#### Entries supplied
__________

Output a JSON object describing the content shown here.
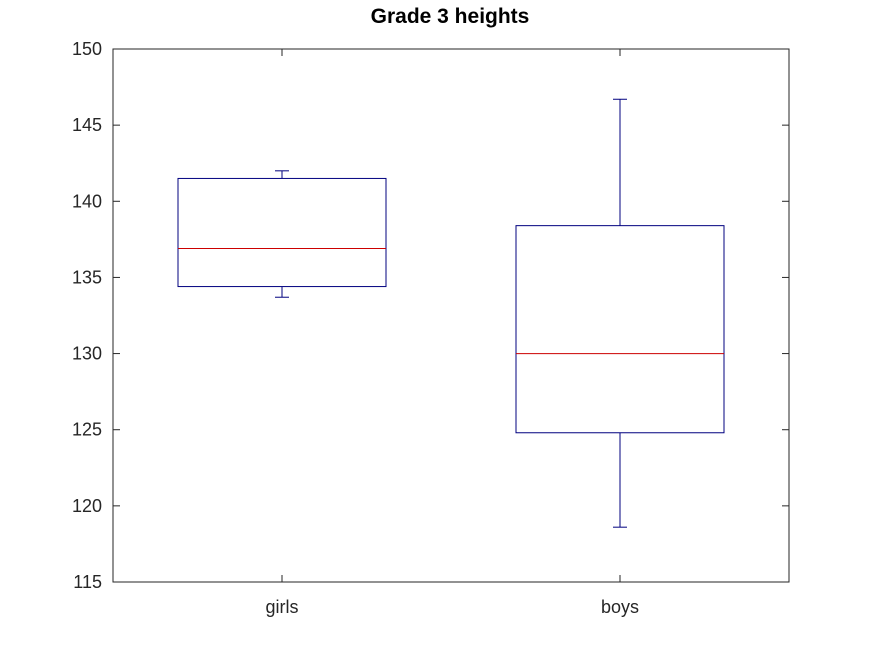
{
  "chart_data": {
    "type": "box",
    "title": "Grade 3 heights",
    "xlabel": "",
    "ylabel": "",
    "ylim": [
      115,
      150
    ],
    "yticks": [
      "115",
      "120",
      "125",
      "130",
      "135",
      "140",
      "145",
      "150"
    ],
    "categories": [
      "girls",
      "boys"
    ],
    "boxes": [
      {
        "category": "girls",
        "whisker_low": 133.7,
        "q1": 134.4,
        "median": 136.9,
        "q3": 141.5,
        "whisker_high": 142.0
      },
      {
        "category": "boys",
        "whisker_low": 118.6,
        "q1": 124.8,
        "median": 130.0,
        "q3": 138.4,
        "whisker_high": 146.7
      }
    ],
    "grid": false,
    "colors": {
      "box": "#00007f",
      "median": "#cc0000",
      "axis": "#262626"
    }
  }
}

__________

#### What the exercise asks
Make an exact copy of the listing above. Do not include the pictures.

#### Answer to the problem
Output a JSON object describing the content shown here.
{
  "chart_data": {
    "type": "box",
    "title": "Grade 3 heights",
    "xlabel": "",
    "ylabel": "",
    "ylim": [
      115,
      150
    ],
    "yticks": [
      "115",
      "120",
      "125",
      "130",
      "135",
      "140",
      "145",
      "150"
    ],
    "categories": [
      "girls",
      "boys"
    ],
    "boxes": [
      {
        "category": "girls",
        "whisker_low": 133.7,
        "q1": 134.4,
        "median": 136.9,
        "q3": 141.5,
        "whisker_high": 142.0
      },
      {
        "category": "boys",
        "whisker_low": 118.6,
        "q1": 124.8,
        "median": 130.0,
        "q3": 138.4,
        "whisker_high": 146.7
      }
    ],
    "grid": false,
    "colors": {
      "box": "#00007f",
      "median": "#cc0000",
      "axis": "#262626"
    }
  }
}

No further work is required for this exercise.